PROVIDED ENTRIES:

=-=-=-=-=

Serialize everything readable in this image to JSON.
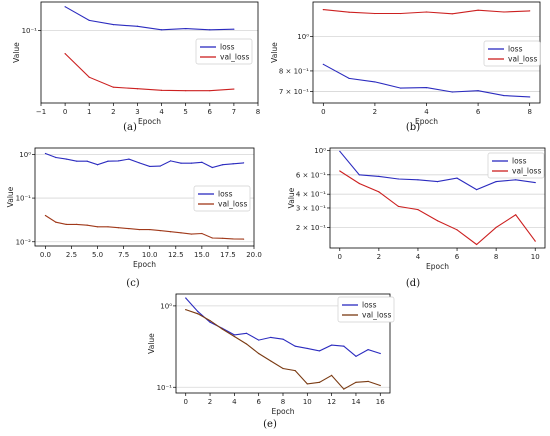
{
  "chart_data": [
    {
      "type": "line",
      "caption": "(a)",
      "xlabel": "Epoch",
      "ylabel": "Value",
      "yscale": "log",
      "grid": "y-major",
      "legend_position": "right",
      "xlim": [
        -1,
        8
      ],
      "ylim": [
        0.03,
        0.16
      ],
      "xticks": [
        {
          "v": -1,
          "t": "−1"
        },
        {
          "v": 0,
          "t": "0"
        },
        {
          "v": 1,
          "t": "1"
        },
        {
          "v": 2,
          "t": "2"
        },
        {
          "v": 3,
          "t": "3"
        },
        {
          "v": 4,
          "t": "4"
        },
        {
          "v": 5,
          "t": "5"
        },
        {
          "v": 6,
          "t": "6"
        },
        {
          "v": 7,
          "t": "7"
        },
        {
          "v": 8,
          "t": "8"
        }
      ],
      "yticks": [
        {
          "v": 0.1,
          "t": "10⁻¹"
        }
      ],
      "x": [
        0,
        1,
        2,
        3,
        4,
        5,
        6,
        7
      ],
      "series": [
        {
          "name": "loss",
          "color": "#2b2bbf",
          "values": [
            0.148,
            0.118,
            0.11,
            0.107,
            0.101,
            0.103,
            0.101,
            0.102
          ]
        },
        {
          "name": "val_loss",
          "color": "#cc2020",
          "values": [
            0.068,
            0.046,
            0.039,
            0.038,
            0.037,
            0.0368,
            0.0368,
            0.0378
          ]
        }
      ]
    },
    {
      "type": "line",
      "caption": "(b)",
      "xlabel": "Epoch",
      "ylabel": "Value",
      "yscale": "log",
      "grid": "y-major",
      "legend_position": "right",
      "xlim": [
        -0.4,
        8.4
      ],
      "ylim": [
        0.65,
        1.25
      ],
      "xticks": [
        {
          "v": 0,
          "t": "0"
        },
        {
          "v": 2,
          "t": "2"
        },
        {
          "v": 4,
          "t": "4"
        },
        {
          "v": 6,
          "t": "6"
        },
        {
          "v": 8,
          "t": "8"
        }
      ],
      "yticks": [
        {
          "v": 1.0,
          "t": "10⁰"
        },
        {
          "v": 0.8,
          "t": "8 × 10⁻¹"
        },
        {
          "v": 0.7,
          "t": "7 × 10⁻¹"
        }
      ],
      "x": [
        0,
        1,
        2,
        3,
        4,
        5,
        6,
        7,
        8
      ],
      "series": [
        {
          "name": "loss",
          "color": "#2b2bbf",
          "values": [
            0.835,
            0.762,
            0.745,
            0.716,
            0.718,
            0.698,
            0.704,
            0.682,
            0.676
          ]
        },
        {
          "name": "val_loss",
          "color": "#cc2020",
          "values": [
            1.19,
            1.17,
            1.16,
            1.16,
            1.172,
            1.158,
            1.185,
            1.172,
            1.18
          ]
        }
      ]
    },
    {
      "type": "line",
      "caption": "(c)",
      "xlabel": "Epoch",
      "ylabel": "Value",
      "yscale": "log",
      "grid": "y-major",
      "legend_position": "right",
      "xlim": [
        -1,
        20
      ],
      "ylim": [
        0.008,
        1.4
      ],
      "xticks": [
        {
          "v": 0,
          "t": "0.0"
        },
        {
          "v": 2.5,
          "t": "2.5"
        },
        {
          "v": 5,
          "t": "5.0"
        },
        {
          "v": 7.5,
          "t": "7.5"
        },
        {
          "v": 10,
          "t": "10.0"
        },
        {
          "v": 12.5,
          "t": "12.5"
        },
        {
          "v": 15,
          "t": "15.0"
        },
        {
          "v": 17.5,
          "t": "17.5"
        },
        {
          "v": 20,
          "t": "20.0"
        }
      ],
      "yticks": [
        {
          "v": 1,
          "t": "10⁰"
        },
        {
          "v": 0.1,
          "t": "10⁻¹"
        },
        {
          "v": 0.01,
          "t": "10⁻²"
        }
      ],
      "x": [
        0,
        1,
        2,
        3,
        4,
        5,
        6,
        7,
        8,
        9,
        10,
        11,
        12,
        13,
        14,
        15,
        16,
        17,
        18,
        19
      ],
      "series": [
        {
          "name": "loss",
          "color": "#2b2bbf",
          "values": [
            1.05,
            0.85,
            0.78,
            0.7,
            0.7,
            0.58,
            0.7,
            0.71,
            0.78,
            0.64,
            0.53,
            0.54,
            0.71,
            0.63,
            0.63,
            0.66,
            0.5,
            0.58,
            0.61,
            0.64
          ]
        },
        {
          "name": "val_loss",
          "color": "#a0391a",
          "values": [
            0.04,
            0.028,
            0.025,
            0.025,
            0.024,
            0.022,
            0.022,
            0.021,
            0.02,
            0.019,
            0.019,
            0.018,
            0.017,
            0.016,
            0.015,
            0.0155,
            0.0122,
            0.012,
            0.0116,
            0.0115
          ]
        }
      ]
    },
    {
      "type": "line",
      "caption": "(d)",
      "xlabel": "Epoch",
      "ylabel": "Value",
      "yscale": "log",
      "grid": "y-major",
      "legend_position": "top-right",
      "xlim": [
        -0.5,
        10.5
      ],
      "ylim": [
        0.13,
        1.05
      ],
      "xticks": [
        {
          "v": 0,
          "t": "0"
        },
        {
          "v": 2,
          "t": "2"
        },
        {
          "v": 4,
          "t": "4"
        },
        {
          "v": 6,
          "t": "6"
        },
        {
          "v": 8,
          "t": "8"
        },
        {
          "v": 10,
          "t": "10"
        }
      ],
      "yticks": [
        {
          "v": 1.0,
          "t": "10⁰"
        },
        {
          "v": 0.6,
          "t": "6 × 10⁻¹"
        },
        {
          "v": 0.4,
          "t": "4 × 10⁻¹"
        },
        {
          "v": 0.3,
          "t": "3 × 10⁻¹"
        },
        {
          "v": 0.2,
          "t": "2 × 10⁻¹"
        }
      ],
      "x": [
        0,
        1,
        2,
        3,
        4,
        5,
        6,
        7,
        8,
        9,
        10
      ],
      "series": [
        {
          "name": "loss",
          "color": "#2b2bbf",
          "values": [
            0.98,
            0.6,
            0.58,
            0.55,
            0.54,
            0.52,
            0.56,
            0.44,
            0.52,
            0.54,
            0.51
          ]
        },
        {
          "name": "val_loss",
          "color": "#cc2020",
          "values": [
            0.65,
            0.5,
            0.42,
            0.31,
            0.29,
            0.23,
            0.19,
            0.14,
            0.2,
            0.26,
            0.15
          ]
        }
      ]
    },
    {
      "type": "line",
      "caption": "(e)",
      "xlabel": "Epoch",
      "ylabel": "Value",
      "yscale": "log",
      "grid": "y-major",
      "legend_position": "top-right",
      "xlim": [
        -0.8,
        16.8
      ],
      "ylim": [
        0.085,
        1.4
      ],
      "xticks": [
        {
          "v": 0,
          "t": "0"
        },
        {
          "v": 2,
          "t": "2"
        },
        {
          "v": 4,
          "t": "4"
        },
        {
          "v": 6,
          "t": "6"
        },
        {
          "v": 8,
          "t": "8"
        },
        {
          "v": 10,
          "t": "10"
        },
        {
          "v": 12,
          "t": "12"
        },
        {
          "v": 14,
          "t": "14"
        },
        {
          "v": 16,
          "t": "16"
        }
      ],
      "yticks": [
        {
          "v": 1,
          "t": "10⁰"
        },
        {
          "v": 0.1,
          "t": "10⁻¹"
        }
      ],
      "x": [
        0,
        1,
        2,
        3,
        4,
        5,
        6,
        7,
        8,
        9,
        10,
        11,
        12,
        13,
        14,
        15,
        16
      ],
      "series": [
        {
          "name": "loss",
          "color": "#2b2bbf",
          "values": [
            1.25,
            0.85,
            0.63,
            0.53,
            0.44,
            0.46,
            0.38,
            0.41,
            0.39,
            0.32,
            0.3,
            0.28,
            0.33,
            0.32,
            0.24,
            0.29,
            0.26
          ]
        },
        {
          "name": "val_loss",
          "color": "#7a3a12",
          "values": [
            0.9,
            0.8,
            0.66,
            0.52,
            0.42,
            0.34,
            0.26,
            0.21,
            0.17,
            0.16,
            0.11,
            0.115,
            0.14,
            0.095,
            0.115,
            0.118,
            0.105
          ]
        }
      ]
    }
  ]
}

=-=-=-=-=

STATED PROBLEM:
Which lines contain the word "caption"? Copy each one.

IN RESPONSE:
      "caption": "(a)",
      "caption": "(b)",
      "caption": "(c)",
      "caption": "(d)",
      "caption": "(e)",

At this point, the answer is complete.